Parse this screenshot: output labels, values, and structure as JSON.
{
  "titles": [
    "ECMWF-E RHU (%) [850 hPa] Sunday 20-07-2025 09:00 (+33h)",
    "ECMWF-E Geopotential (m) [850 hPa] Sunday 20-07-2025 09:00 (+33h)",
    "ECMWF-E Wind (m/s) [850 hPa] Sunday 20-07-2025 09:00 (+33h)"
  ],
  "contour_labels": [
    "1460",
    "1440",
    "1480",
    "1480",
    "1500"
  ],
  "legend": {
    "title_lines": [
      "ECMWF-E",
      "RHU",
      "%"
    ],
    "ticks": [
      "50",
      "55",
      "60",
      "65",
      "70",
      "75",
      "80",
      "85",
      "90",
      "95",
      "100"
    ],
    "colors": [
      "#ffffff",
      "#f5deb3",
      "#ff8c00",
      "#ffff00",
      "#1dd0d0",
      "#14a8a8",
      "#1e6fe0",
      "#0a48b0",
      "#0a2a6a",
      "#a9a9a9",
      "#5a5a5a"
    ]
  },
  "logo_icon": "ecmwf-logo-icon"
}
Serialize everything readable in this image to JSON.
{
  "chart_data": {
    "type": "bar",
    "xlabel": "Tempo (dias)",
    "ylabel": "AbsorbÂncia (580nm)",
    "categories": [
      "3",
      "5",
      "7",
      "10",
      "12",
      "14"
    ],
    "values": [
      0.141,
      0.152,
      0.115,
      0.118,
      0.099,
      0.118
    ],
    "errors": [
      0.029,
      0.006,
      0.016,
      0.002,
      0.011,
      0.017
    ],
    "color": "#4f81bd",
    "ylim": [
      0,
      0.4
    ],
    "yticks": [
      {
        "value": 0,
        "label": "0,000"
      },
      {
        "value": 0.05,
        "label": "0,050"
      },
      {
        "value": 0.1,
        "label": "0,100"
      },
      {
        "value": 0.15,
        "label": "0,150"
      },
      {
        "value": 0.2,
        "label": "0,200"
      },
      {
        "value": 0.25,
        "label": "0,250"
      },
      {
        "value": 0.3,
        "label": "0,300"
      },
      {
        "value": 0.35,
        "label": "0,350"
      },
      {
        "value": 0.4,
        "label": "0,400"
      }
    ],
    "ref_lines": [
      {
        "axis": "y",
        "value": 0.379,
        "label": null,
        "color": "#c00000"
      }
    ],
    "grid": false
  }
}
* * *
To do >> In the listing above, count each line that holds the string "this". Give the number only.

Finished task >> 2